TEXTE PRÉSENTÉ:
────
Alain Lamassoure, député européen
L’Europe fait sa révolution politique
Partisan convaincu de l’aventure européenne, Alain Lamassoure fait partie des Français qui comptent à Bruxelles et à Strasbourg. Il livre à Fld ses réflexions sur les évolutions institutionnelles offertes par le Traité de Lisbonne.
Fld : Quels sont les principaux changements apportés par le traité de Lisbonne dans le fonctionnement des institutions européennes ?
Alain Lamassoure : Le Traité de Lisbonne va rendre l’Union européenne plus démocratique. Il va la rapprocher des citoyens et lui donner plusieurs visages qui lui faisaient cruellement défaut jusque-là.
L’un de ces visages est celui du Président permanent du Conseil européen qui garantira plus de continuité aux travaux des chefs d’Etats et de gouvernements et représentera l’Union lors des sommets internationaux. Herman van Rompuy, ancien Premier ministre belge, a été choisi pour assurer cette nouvelle fonction.
────
[Entrées de position des items]
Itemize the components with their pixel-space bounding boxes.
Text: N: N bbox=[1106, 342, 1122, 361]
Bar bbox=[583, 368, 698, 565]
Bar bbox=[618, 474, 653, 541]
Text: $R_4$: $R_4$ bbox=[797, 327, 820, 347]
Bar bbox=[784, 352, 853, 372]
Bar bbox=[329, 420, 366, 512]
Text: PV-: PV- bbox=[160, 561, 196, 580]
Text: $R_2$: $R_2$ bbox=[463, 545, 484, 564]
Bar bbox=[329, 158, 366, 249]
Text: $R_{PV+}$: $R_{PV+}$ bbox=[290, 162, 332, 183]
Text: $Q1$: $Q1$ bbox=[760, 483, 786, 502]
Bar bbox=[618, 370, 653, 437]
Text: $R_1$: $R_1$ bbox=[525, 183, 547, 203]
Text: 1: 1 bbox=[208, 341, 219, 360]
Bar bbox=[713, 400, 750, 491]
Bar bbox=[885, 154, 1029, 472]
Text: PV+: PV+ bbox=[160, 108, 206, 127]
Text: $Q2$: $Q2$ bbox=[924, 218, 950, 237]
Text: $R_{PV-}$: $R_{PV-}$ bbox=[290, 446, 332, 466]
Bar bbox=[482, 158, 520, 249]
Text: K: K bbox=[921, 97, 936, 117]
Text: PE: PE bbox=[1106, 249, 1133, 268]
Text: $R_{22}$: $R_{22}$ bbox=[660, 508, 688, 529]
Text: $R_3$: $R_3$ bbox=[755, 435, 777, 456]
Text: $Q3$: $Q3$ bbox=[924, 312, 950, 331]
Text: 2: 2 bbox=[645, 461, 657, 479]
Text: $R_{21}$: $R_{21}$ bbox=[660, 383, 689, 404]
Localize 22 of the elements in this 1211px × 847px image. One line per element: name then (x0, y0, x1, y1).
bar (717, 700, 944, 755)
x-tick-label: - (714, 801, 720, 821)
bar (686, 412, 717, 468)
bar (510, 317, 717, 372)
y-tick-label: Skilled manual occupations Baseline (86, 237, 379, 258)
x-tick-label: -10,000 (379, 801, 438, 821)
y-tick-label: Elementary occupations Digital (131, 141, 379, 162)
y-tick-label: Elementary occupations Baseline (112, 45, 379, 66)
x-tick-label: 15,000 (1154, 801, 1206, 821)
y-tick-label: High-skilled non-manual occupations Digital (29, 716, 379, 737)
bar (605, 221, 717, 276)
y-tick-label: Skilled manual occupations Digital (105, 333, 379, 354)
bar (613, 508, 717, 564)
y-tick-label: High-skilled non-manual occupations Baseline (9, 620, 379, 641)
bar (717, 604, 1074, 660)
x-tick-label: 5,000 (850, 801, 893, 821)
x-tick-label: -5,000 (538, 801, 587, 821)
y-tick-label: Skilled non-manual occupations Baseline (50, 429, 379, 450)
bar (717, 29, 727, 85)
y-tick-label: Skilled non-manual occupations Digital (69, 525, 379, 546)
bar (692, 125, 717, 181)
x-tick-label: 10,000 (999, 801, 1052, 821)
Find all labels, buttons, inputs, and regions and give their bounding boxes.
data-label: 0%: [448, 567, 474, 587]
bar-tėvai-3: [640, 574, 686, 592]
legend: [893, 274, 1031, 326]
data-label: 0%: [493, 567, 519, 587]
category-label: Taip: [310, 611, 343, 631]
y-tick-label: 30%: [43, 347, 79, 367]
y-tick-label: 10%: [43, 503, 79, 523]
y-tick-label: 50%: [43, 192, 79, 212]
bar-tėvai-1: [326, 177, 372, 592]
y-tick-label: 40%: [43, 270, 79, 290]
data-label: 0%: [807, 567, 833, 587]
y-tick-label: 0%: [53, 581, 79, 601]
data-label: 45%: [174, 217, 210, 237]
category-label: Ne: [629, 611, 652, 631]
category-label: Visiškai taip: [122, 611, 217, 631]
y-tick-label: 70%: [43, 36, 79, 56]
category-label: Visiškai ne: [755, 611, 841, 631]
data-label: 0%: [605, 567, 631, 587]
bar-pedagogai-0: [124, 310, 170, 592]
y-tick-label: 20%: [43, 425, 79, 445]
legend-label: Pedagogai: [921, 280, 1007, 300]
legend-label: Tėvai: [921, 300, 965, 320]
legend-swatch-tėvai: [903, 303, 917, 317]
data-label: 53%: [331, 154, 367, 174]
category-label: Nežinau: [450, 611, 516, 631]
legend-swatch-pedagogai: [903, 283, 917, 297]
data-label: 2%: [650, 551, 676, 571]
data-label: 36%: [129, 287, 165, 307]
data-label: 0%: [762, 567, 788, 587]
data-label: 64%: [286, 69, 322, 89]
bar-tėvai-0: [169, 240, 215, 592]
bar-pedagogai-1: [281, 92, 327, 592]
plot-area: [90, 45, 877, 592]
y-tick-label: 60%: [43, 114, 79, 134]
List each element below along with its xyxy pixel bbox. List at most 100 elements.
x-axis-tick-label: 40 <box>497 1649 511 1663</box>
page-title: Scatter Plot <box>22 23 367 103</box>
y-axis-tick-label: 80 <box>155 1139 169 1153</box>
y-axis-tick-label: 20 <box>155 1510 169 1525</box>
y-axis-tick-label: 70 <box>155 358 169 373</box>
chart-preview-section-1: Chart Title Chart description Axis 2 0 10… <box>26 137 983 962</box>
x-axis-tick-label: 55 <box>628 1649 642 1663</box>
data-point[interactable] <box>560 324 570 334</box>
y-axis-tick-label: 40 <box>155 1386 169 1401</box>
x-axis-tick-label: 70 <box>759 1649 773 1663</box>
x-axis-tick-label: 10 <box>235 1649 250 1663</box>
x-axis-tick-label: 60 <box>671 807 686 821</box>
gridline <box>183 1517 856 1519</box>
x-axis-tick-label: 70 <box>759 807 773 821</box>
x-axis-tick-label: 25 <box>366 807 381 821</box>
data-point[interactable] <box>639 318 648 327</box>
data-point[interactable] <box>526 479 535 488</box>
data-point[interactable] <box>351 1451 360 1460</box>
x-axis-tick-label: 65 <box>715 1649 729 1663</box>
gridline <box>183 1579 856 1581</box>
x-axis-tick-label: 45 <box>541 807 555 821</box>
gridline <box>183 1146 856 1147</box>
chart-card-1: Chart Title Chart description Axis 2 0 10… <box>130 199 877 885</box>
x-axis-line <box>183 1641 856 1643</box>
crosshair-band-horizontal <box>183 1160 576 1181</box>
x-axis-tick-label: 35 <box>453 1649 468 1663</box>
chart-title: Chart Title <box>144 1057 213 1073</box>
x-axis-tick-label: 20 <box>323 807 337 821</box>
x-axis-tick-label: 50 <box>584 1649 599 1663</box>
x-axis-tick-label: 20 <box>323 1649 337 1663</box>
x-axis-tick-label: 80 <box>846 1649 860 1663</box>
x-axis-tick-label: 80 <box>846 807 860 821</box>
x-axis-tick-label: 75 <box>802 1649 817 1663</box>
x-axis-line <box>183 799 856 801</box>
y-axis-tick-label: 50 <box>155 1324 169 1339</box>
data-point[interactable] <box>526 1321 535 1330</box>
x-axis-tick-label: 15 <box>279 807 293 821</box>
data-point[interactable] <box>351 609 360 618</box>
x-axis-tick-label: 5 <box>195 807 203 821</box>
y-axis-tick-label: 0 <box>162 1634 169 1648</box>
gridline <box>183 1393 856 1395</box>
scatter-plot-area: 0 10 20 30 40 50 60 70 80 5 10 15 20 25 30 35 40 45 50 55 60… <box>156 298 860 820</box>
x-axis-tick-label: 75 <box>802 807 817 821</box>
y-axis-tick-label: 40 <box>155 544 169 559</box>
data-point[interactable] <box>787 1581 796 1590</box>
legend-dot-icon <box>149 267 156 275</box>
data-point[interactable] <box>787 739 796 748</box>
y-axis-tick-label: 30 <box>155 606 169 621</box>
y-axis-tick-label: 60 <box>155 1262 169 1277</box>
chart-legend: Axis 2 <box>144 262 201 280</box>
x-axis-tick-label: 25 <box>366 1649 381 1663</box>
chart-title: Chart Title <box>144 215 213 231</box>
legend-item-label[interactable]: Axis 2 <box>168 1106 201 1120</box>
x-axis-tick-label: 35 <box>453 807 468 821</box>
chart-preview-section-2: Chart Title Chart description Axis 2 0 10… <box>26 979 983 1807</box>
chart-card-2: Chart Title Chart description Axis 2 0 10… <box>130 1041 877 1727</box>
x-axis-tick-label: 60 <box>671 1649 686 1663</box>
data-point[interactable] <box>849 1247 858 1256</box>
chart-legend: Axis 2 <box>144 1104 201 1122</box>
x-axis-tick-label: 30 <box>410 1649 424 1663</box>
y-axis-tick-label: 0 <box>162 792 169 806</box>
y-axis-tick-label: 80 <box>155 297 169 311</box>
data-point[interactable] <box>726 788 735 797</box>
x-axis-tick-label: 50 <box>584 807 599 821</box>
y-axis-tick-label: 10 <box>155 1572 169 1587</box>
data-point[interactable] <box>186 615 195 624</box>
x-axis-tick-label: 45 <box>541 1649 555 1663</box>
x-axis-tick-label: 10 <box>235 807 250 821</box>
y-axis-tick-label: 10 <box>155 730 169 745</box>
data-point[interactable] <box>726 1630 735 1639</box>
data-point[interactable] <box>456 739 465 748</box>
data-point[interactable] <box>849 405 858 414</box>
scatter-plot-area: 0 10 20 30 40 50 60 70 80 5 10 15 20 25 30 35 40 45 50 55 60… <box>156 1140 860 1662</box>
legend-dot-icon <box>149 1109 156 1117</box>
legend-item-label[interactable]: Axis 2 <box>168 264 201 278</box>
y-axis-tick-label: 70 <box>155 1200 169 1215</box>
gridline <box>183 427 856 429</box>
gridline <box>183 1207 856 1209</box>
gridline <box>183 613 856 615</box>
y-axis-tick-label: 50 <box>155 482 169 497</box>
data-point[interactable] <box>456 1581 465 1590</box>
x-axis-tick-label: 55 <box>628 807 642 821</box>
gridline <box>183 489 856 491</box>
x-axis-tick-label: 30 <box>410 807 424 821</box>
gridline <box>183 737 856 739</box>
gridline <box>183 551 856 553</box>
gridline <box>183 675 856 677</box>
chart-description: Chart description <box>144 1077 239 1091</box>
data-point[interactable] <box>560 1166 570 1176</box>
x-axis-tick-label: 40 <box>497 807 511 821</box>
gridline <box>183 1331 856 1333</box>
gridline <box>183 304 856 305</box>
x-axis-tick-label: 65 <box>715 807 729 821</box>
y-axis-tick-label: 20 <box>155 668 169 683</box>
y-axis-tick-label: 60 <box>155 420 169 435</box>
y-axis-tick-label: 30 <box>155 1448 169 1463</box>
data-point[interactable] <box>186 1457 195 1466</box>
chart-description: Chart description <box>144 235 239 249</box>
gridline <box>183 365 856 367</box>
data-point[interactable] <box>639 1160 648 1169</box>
────
CONSIGNES:
[A] Répondez aux questions suivantes à partir de l'entretien :
(i) Dans quelles villes Alain Lamassoure fait-il partie des Français qui comptent ?
(ii) Selon Alain Lamassoure, que va rendre le Traité de Lisbonne plus démocratique ?
(iii) Qui a été choisi pour assurer la fonction de Président permanent du Conseil européen ?
[B] Indiquez si chaque affirmation concorde avec l'entretien, en répondant par oui ou non et en citant les mots décisifs :
(i) Le Président permanent du Conseil européen représentera l'Union lors des sommets internationaux.
(ii) Herman van Rompuy a été Premier ministre des Pays-Bas.
(iii) Alain Lamassoure est sénateur.

RÉSULTATS DES CONSIGNES:
[A]
(i) À Bruxelles et à Strasbourg.
(ii) L’Union européenne.
(iii) Herman van Rompuy, ancien Premier ministre belge.

[B]
(i) Oui : « représentera l’Union lors des sommets internationaux ».
(ii) Non : « ancien Premier ministre belge ».
(iii) Non : « Alain Lamassoure, député européen ».